▸ **Given instruction**:
Only the number is wanted: how many lines contain the string "JSON"?

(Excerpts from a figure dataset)
- - -
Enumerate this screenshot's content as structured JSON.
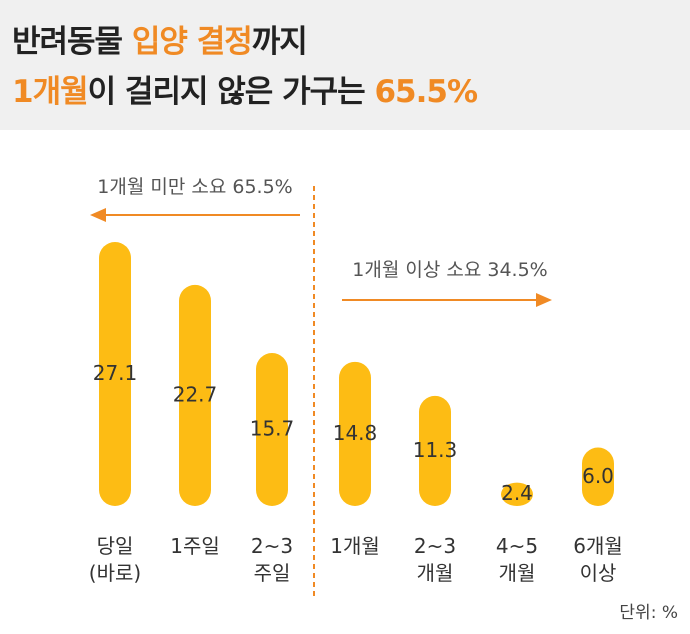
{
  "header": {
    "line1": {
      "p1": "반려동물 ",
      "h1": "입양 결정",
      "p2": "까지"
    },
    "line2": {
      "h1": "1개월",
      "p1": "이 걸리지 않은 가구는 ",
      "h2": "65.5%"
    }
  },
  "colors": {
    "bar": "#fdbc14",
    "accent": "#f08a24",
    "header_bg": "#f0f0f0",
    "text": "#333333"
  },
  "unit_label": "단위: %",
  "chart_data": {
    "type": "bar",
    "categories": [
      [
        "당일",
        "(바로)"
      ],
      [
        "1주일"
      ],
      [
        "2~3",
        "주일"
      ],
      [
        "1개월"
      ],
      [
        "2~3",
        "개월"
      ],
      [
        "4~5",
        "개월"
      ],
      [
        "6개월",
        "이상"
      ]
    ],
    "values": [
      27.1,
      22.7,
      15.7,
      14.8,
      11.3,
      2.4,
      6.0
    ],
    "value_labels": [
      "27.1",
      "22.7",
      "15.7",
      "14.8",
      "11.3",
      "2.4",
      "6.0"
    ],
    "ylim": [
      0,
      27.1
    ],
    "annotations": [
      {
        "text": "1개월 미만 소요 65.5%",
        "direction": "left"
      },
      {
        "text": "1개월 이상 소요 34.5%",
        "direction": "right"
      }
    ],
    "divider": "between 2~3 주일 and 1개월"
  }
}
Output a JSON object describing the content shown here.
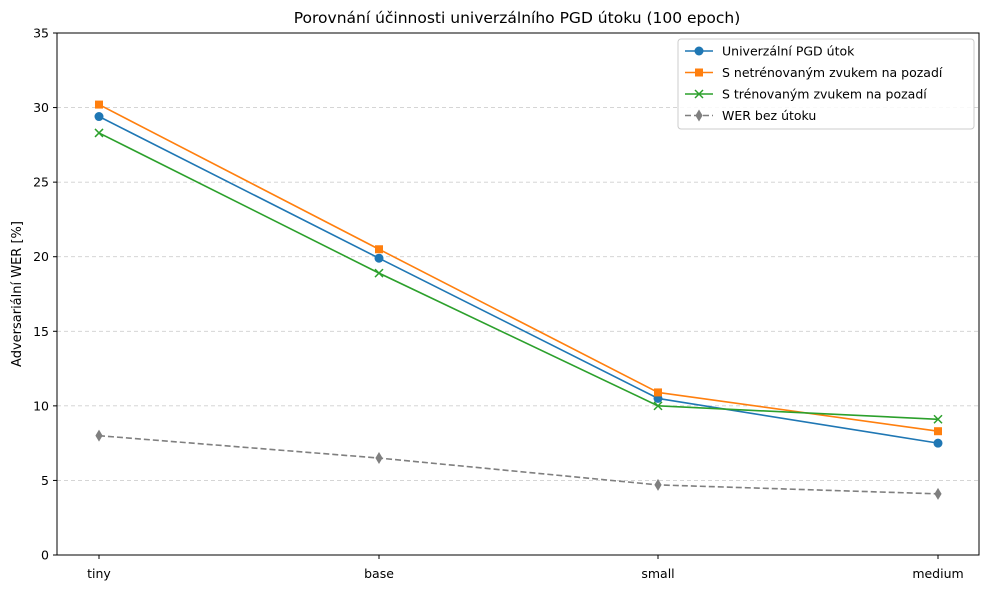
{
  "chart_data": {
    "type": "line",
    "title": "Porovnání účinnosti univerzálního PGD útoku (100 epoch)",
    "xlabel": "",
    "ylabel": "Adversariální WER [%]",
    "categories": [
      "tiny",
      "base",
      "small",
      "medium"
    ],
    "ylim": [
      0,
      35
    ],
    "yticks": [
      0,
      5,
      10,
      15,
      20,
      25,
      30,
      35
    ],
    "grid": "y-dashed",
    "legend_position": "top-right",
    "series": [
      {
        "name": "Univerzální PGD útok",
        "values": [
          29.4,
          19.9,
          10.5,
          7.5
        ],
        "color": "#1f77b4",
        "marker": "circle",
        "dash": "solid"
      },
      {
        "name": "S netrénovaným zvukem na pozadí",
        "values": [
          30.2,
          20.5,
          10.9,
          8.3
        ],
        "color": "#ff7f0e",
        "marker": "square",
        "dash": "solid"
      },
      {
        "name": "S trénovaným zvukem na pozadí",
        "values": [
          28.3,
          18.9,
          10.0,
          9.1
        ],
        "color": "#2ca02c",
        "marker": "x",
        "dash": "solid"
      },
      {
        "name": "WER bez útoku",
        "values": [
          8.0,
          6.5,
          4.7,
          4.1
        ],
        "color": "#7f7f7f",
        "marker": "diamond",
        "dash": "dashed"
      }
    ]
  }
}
- - -
▸ **Exercise solution**:
2